* [Instructions to follow]: Copy out each line containing "favorites" from the entries below.

>> Start Supplied data

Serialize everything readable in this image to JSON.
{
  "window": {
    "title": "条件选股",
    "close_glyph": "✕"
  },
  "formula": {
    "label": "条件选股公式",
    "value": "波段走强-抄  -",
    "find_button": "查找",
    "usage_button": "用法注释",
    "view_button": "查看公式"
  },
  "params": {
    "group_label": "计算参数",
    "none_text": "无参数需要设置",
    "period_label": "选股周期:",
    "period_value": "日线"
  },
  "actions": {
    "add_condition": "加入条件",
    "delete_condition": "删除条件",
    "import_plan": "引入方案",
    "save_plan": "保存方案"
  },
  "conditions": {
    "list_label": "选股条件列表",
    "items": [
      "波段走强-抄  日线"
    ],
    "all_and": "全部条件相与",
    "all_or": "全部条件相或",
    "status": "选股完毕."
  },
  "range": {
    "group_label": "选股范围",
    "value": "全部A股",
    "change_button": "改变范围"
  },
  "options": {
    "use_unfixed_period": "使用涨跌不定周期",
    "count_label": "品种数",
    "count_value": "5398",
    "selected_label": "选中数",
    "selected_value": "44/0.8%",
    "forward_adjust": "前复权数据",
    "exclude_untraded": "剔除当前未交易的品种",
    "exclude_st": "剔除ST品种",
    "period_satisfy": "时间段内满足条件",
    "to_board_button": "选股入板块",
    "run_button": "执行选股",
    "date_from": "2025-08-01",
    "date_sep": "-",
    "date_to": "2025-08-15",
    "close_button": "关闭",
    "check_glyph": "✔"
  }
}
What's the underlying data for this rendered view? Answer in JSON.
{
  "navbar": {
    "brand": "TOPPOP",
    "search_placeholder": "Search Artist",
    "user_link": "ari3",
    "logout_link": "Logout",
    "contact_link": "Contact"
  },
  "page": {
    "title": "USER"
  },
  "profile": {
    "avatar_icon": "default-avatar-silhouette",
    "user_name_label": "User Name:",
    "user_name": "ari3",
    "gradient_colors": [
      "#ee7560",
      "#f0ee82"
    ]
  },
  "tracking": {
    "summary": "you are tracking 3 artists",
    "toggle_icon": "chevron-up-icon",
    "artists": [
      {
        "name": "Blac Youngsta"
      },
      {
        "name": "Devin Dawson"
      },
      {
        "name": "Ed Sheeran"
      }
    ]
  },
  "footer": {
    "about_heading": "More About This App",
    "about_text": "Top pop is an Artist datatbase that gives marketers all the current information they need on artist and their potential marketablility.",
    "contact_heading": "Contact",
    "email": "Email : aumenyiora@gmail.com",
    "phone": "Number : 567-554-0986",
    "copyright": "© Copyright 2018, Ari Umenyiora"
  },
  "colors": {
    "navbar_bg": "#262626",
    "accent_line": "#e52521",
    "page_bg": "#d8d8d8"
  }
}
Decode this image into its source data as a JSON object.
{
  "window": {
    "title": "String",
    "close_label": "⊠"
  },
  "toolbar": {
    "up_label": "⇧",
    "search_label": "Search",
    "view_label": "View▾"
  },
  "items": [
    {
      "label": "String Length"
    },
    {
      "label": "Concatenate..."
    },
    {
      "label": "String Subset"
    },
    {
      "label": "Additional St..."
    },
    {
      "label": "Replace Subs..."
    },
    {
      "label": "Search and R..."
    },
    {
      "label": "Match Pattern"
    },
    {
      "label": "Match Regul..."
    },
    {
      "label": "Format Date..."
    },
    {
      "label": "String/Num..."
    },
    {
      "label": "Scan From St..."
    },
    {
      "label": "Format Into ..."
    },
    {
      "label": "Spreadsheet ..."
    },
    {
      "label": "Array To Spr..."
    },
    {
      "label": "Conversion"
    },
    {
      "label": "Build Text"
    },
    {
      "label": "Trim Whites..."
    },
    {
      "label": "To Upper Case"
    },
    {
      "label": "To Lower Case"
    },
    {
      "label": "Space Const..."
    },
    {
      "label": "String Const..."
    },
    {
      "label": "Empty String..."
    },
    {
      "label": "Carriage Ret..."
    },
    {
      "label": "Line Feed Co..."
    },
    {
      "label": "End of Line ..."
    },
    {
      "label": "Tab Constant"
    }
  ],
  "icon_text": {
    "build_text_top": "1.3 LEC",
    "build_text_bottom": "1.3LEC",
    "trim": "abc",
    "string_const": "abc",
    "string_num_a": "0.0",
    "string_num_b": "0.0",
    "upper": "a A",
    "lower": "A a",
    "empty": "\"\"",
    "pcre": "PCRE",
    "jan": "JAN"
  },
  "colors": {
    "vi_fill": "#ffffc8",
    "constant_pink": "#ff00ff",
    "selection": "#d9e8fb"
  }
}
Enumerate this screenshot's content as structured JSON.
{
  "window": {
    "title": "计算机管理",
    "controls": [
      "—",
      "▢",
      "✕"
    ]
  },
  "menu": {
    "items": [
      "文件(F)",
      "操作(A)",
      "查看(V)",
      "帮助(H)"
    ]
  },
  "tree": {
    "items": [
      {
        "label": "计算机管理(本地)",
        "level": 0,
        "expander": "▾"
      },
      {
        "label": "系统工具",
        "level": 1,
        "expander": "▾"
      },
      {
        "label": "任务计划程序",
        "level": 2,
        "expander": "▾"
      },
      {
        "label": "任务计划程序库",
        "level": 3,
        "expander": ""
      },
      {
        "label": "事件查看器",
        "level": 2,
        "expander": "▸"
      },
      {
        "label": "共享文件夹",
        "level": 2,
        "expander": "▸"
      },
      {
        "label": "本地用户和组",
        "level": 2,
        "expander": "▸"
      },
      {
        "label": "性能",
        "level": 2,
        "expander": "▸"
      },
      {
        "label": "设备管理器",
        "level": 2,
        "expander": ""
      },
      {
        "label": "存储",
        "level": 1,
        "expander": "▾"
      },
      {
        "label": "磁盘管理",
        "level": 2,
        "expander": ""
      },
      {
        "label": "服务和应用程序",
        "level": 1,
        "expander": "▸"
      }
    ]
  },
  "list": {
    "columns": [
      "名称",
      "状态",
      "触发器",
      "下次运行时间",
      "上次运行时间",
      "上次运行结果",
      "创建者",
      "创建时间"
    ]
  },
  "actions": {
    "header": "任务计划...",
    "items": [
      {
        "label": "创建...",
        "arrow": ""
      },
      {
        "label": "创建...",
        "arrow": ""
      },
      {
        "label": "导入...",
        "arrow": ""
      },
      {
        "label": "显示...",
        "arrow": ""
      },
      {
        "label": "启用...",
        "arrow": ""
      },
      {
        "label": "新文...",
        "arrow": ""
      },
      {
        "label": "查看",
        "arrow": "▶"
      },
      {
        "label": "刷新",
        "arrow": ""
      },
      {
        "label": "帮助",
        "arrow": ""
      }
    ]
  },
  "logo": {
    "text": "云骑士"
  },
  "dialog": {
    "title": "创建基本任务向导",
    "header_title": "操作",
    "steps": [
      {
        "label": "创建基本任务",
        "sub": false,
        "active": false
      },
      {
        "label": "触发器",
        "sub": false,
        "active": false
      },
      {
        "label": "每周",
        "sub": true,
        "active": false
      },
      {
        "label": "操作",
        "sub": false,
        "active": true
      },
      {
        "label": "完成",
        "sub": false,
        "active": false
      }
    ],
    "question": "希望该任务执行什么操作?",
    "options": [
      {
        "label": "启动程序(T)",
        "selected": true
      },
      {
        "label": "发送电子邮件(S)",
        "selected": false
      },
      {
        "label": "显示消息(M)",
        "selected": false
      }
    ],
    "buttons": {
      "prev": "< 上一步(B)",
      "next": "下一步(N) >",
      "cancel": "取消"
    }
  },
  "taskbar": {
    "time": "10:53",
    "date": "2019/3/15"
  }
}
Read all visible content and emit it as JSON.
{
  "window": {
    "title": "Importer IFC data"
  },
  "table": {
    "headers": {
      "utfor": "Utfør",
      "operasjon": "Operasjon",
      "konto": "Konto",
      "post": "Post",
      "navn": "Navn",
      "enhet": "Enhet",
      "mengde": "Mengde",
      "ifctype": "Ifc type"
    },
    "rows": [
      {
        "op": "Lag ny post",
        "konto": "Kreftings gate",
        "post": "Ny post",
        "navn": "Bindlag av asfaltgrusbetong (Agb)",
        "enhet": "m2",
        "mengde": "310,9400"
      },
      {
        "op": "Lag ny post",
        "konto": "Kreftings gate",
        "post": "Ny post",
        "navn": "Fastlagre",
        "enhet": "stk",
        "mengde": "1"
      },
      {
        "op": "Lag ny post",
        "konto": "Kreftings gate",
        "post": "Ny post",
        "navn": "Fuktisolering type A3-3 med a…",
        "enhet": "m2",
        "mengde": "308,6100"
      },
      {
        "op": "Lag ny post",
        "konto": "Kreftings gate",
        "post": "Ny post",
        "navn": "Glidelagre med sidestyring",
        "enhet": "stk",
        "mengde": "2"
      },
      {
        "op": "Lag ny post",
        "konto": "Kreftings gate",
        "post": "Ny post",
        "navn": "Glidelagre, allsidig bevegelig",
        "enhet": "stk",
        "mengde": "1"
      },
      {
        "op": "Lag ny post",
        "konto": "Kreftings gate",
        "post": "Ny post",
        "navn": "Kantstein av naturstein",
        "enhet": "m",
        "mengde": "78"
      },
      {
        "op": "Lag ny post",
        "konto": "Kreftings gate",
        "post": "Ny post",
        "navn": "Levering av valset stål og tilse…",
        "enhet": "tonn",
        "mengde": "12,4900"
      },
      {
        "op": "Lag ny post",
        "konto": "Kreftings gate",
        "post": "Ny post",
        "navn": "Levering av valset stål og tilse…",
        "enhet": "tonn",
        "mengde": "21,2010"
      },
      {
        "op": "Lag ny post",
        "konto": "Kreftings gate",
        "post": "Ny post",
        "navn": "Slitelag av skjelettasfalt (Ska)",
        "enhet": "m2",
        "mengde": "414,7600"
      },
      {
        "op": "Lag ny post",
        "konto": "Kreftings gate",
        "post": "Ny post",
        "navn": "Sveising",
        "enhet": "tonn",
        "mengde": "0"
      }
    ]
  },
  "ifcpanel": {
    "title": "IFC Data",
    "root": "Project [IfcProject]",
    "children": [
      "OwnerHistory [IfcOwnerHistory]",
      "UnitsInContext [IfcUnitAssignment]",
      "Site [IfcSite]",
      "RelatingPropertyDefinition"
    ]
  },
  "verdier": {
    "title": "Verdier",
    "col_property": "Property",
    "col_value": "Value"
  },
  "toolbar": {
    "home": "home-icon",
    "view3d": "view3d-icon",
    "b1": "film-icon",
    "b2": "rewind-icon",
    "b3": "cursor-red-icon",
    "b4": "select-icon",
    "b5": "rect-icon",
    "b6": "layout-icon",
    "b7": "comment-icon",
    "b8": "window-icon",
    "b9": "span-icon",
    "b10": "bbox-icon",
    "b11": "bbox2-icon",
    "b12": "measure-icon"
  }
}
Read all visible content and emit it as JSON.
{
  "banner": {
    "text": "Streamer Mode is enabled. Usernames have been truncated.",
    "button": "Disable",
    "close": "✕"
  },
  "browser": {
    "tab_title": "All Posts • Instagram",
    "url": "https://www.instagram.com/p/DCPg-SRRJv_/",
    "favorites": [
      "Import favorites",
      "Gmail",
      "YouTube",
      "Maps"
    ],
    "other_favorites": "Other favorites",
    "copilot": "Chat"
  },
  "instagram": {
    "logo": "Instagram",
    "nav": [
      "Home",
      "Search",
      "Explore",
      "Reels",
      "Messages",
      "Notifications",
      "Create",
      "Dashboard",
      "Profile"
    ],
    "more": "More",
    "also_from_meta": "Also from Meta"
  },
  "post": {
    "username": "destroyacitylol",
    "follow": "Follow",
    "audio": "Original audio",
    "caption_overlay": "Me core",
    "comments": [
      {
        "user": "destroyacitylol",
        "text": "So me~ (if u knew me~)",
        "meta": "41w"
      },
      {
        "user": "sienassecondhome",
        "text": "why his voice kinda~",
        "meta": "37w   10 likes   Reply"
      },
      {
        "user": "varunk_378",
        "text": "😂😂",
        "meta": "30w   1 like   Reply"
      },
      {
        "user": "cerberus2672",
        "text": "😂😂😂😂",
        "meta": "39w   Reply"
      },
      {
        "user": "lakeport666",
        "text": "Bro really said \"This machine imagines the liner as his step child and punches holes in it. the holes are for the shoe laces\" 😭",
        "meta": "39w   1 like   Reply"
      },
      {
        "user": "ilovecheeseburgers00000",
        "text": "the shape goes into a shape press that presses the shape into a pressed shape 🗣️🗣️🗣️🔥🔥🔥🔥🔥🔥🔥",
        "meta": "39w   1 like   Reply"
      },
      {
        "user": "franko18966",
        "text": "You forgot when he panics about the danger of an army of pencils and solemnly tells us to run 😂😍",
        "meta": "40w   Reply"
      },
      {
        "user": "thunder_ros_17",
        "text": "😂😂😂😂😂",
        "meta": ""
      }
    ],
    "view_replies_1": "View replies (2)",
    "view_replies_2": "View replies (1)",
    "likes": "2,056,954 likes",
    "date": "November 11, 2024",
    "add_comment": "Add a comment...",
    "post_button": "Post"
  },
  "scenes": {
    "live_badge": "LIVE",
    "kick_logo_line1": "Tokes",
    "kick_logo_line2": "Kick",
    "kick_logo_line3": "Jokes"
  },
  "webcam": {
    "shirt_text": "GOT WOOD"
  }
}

>> End Supplied data

* [Exercise result]:
    "favorites": [
      "Import favorites",
    "other_favorites": "Other favorites",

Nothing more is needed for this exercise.